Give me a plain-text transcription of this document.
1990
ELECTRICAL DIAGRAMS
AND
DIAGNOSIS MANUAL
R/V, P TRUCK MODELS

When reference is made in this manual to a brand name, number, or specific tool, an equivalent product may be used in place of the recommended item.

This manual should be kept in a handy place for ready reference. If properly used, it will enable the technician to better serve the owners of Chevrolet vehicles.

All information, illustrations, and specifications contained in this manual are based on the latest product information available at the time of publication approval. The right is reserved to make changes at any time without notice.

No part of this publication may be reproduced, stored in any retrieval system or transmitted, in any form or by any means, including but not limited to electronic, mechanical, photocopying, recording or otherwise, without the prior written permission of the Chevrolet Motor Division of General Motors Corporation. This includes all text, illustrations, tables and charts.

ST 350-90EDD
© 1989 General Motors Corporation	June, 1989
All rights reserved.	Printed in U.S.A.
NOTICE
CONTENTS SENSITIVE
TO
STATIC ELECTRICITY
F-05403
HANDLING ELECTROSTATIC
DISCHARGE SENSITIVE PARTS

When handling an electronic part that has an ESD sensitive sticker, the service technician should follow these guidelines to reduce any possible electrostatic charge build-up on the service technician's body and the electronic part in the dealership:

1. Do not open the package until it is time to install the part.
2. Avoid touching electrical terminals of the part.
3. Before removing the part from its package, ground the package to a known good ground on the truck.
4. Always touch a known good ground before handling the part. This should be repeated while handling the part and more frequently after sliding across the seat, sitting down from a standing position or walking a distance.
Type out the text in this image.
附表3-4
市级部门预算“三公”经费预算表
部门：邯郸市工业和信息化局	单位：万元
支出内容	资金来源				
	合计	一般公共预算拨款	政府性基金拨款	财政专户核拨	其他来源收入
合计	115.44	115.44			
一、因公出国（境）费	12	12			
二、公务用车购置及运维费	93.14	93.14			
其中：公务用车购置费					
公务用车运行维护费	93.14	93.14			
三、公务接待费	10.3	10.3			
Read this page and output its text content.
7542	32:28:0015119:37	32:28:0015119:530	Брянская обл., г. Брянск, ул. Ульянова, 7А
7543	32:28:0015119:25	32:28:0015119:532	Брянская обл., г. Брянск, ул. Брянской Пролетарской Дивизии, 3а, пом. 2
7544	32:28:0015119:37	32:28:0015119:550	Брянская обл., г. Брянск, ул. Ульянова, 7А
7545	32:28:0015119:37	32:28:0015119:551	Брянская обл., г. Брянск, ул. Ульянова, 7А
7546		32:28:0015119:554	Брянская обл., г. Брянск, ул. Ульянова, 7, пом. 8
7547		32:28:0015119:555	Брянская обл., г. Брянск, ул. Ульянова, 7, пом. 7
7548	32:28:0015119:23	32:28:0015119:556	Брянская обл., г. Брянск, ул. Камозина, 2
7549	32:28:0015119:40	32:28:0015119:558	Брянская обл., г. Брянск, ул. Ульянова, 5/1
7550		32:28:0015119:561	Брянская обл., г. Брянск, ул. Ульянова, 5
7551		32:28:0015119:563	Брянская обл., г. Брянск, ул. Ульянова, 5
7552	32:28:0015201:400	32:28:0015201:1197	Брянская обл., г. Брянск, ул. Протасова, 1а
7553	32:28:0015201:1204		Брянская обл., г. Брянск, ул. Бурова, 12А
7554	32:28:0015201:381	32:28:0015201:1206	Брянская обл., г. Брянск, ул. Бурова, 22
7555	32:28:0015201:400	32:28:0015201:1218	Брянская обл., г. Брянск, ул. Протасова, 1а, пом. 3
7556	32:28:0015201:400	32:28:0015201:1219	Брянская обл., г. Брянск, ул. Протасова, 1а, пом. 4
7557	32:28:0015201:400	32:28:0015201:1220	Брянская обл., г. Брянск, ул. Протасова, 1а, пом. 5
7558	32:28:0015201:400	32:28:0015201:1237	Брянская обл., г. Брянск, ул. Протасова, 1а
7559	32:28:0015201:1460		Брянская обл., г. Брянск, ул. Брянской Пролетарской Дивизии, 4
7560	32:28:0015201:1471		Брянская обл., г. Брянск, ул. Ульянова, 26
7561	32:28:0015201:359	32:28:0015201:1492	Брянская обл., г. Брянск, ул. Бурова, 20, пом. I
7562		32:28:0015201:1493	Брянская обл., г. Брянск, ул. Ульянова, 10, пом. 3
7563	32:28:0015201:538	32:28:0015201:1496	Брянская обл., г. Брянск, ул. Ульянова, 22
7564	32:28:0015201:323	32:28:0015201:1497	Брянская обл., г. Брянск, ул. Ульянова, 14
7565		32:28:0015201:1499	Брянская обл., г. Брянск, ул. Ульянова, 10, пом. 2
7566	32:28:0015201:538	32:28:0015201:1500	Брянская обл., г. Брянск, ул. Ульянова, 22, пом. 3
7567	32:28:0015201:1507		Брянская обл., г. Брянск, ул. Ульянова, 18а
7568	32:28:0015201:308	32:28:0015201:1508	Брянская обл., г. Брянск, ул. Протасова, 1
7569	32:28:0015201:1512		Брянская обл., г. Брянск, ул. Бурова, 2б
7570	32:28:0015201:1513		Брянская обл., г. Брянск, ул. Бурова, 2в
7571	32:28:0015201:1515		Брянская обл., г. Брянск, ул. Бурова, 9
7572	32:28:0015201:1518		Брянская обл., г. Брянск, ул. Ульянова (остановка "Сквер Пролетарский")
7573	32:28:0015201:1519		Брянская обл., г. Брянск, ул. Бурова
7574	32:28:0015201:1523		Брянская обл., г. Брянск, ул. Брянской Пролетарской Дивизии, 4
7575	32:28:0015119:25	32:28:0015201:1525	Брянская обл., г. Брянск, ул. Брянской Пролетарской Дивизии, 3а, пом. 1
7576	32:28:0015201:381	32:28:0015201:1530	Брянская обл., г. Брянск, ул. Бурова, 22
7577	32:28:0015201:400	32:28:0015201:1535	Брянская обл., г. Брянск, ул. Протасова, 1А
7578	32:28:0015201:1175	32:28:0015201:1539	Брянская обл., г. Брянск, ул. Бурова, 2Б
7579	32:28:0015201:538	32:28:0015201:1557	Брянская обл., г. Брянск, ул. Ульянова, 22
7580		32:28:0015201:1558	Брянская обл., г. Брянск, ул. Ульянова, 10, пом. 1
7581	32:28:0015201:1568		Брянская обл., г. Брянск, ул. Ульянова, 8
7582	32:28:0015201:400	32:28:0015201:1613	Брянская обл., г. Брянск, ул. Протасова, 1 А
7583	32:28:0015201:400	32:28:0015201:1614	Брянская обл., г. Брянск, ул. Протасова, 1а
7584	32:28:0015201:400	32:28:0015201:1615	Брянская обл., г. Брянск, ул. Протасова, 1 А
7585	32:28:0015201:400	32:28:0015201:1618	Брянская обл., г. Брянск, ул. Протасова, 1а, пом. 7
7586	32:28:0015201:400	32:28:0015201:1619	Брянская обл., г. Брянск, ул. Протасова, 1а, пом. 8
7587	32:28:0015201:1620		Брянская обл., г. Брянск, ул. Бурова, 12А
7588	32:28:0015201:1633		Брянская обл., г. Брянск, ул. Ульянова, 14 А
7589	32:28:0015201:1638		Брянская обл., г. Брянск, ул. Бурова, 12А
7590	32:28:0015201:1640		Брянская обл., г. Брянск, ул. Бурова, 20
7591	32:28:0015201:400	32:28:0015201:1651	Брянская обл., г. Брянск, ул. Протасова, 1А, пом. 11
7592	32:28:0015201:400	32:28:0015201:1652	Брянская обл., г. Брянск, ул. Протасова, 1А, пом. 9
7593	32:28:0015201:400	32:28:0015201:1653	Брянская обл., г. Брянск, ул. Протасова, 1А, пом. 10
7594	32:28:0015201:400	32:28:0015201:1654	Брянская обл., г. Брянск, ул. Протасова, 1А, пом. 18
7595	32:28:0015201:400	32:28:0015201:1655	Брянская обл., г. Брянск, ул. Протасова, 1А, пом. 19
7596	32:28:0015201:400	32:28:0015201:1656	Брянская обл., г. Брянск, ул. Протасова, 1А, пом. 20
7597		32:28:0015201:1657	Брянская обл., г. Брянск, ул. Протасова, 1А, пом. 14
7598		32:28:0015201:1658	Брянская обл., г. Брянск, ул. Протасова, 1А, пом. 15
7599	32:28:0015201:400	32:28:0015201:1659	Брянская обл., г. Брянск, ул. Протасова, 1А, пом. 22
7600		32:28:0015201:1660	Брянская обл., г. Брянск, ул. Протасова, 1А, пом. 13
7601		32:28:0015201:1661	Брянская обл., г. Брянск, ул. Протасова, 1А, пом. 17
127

To do -
Wherever the string "package" appears in the entries above, list that line.

Task output -
1. Do not open the package until it is time to install the part.
3. Before removing the part from its package, ground the package to a known good ground on the truck.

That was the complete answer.